Data to process:

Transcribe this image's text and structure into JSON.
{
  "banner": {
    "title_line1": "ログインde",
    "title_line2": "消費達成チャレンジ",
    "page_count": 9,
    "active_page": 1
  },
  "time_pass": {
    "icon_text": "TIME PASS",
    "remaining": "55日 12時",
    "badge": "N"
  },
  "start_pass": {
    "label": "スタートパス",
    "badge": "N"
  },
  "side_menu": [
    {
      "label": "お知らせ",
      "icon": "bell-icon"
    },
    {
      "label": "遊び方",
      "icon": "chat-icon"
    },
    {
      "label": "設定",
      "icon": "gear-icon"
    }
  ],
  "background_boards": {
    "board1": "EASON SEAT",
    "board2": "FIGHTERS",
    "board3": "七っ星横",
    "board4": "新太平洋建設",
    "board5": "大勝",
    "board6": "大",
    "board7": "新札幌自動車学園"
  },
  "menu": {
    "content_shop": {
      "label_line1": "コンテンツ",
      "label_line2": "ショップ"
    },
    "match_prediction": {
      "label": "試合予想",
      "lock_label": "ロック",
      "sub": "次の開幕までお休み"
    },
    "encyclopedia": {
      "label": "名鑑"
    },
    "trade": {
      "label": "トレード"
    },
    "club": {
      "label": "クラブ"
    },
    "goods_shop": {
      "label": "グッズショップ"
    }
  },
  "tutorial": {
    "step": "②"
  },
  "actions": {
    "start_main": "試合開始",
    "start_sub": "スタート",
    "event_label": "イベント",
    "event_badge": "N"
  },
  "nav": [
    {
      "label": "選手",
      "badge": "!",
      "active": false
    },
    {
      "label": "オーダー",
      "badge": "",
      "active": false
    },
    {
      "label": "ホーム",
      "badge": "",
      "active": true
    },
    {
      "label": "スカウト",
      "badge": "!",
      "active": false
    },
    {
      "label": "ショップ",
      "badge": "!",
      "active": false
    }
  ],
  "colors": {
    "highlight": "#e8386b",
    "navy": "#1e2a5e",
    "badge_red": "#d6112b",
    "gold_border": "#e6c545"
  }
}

Written request:
Return all of the data word for word.

Solution for this exercise:
Transcribe this image's text and structure into JSON.
{
  "banner": {
    "title_line1": "ログインde",
    "title_line2": "消費達成チャレンジ",
    "page_count": 9,
    "active_page": 1
  },
  "time_pass": {
    "icon_text": "TIME PASS",
    "remaining": "55日 12時",
    "badge": "N"
  },
  "start_pass": {
    "label": "スタートパス",
    "badge": "N"
  },
  "side_menu": [
    {
      "label": "お知らせ",
      "icon": "bell-icon"
    },
    {
      "label": "遊び方",
      "icon": "chat-icon"
    },
    {
      "label": "設定",
      "icon": "gear-icon"
    }
  ],
  "background_boards": {
    "board1": "EASON SEAT",
    "board2": "FIGHTERS",
    "board3": "七っ星横",
    "board4": "新太平洋建設",
    "board5": "大勝",
    "board6": "大",
    "board7": "新札幌自動車学園"
  },
  "menu": {
    "content_shop": {
      "label_line1": "コンテンツ",
      "label_line2": "ショップ"
    },
    "match_prediction": {
      "label": "試合予想",
      "lock_label": "ロック",
      "sub": "次の開幕までお休み"
    },
    "encyclopedia": {
      "label": "名鑑"
    },
    "trade": {
      "label": "トレード"
    },
    "club": {
      "label": "クラブ"
    },
    "goods_shop": {
      "label": "グッズショップ"
    }
  },
  "tutorial": {
    "step": "②"
  },
  "actions": {
    "start_main": "試合開始",
    "start_sub": "スタート",
    "event_label": "イベント",
    "event_badge": "N"
  },
  "nav": [
    {
      "label": "選手",
      "badge": "!",
      "active": false
    },
    {
      "label": "オーダー",
      "badge": "",
      "active": false
    },
    {
      "label": "ホーム",
      "badge": "",
      "active": true
    },
    {
      "label": "スカウト",
      "badge": "!",
      "active": false
    },
    {
      "label": "ショップ",
      "badge": "!",
      "active": false
    }
  ],
  "colors": {
    "highlight": "#e8386b",
    "navy": "#1e2a5e",
    "badge_red": "#d6112b",
    "gold_border": "#e6c545"
  }
}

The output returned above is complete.